* _EXERCISE MATERIALS_:

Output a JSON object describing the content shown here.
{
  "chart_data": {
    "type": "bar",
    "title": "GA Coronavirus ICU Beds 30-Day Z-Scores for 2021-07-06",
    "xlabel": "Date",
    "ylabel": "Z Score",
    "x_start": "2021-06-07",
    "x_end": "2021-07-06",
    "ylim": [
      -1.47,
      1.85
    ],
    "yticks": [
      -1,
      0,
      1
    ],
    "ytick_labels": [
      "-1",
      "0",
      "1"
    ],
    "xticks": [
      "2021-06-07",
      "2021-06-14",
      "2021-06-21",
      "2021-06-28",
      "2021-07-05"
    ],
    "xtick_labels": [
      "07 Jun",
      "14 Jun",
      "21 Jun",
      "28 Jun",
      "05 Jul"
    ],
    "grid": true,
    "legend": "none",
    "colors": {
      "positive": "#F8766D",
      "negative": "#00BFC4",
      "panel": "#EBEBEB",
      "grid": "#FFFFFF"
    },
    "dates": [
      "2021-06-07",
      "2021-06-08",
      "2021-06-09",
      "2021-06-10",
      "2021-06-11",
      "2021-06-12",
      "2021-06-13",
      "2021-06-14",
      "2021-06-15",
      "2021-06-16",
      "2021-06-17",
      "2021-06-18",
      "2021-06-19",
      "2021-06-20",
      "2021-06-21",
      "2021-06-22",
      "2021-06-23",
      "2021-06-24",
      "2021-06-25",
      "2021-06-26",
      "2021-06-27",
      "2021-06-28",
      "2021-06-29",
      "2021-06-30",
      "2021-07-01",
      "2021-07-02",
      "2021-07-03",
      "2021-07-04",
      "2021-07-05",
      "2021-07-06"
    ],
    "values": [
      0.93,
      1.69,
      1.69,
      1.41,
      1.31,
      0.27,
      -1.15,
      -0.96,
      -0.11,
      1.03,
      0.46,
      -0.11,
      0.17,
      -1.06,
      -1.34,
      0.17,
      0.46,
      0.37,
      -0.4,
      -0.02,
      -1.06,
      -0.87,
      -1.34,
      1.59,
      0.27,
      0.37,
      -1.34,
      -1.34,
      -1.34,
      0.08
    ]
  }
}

* _DIRECTIONS FOR THIS TASK_: Only the data above, repeated exactly, should make up the reply.

* _WRITTEN RESPONSE_:
Output a JSON object describing the content shown here.
{
  "chart_data": {
    "type": "bar",
    "title": "GA Coronavirus ICU Beds 30-Day Z-Scores for 2021-07-06",
    "xlabel": "Date",
    "ylabel": "Z Score",
    "x_start": "2021-06-07",
    "x_end": "2021-07-06",
    "ylim": [
      -1.47,
      1.85
    ],
    "yticks": [
      -1,
      0,
      1
    ],
    "ytick_labels": [
      "-1",
      "0",
      "1"
    ],
    "xticks": [
      "2021-06-07",
      "2021-06-14",
      "2021-06-21",
      "2021-06-28",
      "2021-07-05"
    ],
    "xtick_labels": [
      "07 Jun",
      "14 Jun",
      "21 Jun",
      "28 Jun",
      "05 Jul"
    ],
    "grid": true,
    "legend": "none",
    "colors": {
      "positive": "#F8766D",
      "negative": "#00BFC4",
      "panel": "#EBEBEB",
      "grid": "#FFFFFF"
    },
    "dates": [
      "2021-06-07",
      "2021-06-08",
      "2021-06-09",
      "2021-06-10",
      "2021-06-11",
      "2021-06-12",
      "2021-06-13",
      "2021-06-14",
      "2021-06-15",
      "2021-06-16",
      "2021-06-17",
      "2021-06-18",
      "2021-06-19",
      "2021-06-20",
      "2021-06-21",
      "2021-06-22",
      "2021-06-23",
      "2021-06-24",
      "2021-06-25",
      "2021-06-26",
      "2021-06-27",
      "2021-06-28",
      "2021-06-29",
      "2021-06-30",
      "2021-07-01",
      "2021-07-02",
      "2021-07-03",
      "2021-07-04",
      "2021-07-05",
      "2021-07-06"
    ],
    "values": [
      0.93,
      1.69,
      1.69,
      1.41,
      1.31,
      0.27,
      -1.15,
      -0.96,
      -0.11,
      1.03,
      0.46,
      -0.11,
      0.17,
      -1.06,
      -1.34,
      0.17,
      0.46,
      0.37,
      -0.4,
      -0.02,
      -1.06,
      -0.87,
      -1.34,
      1.59,
      0.27,
      0.37,
      -1.34,
      -1.34,
      -1.34,
      0.08
    ]
  }
}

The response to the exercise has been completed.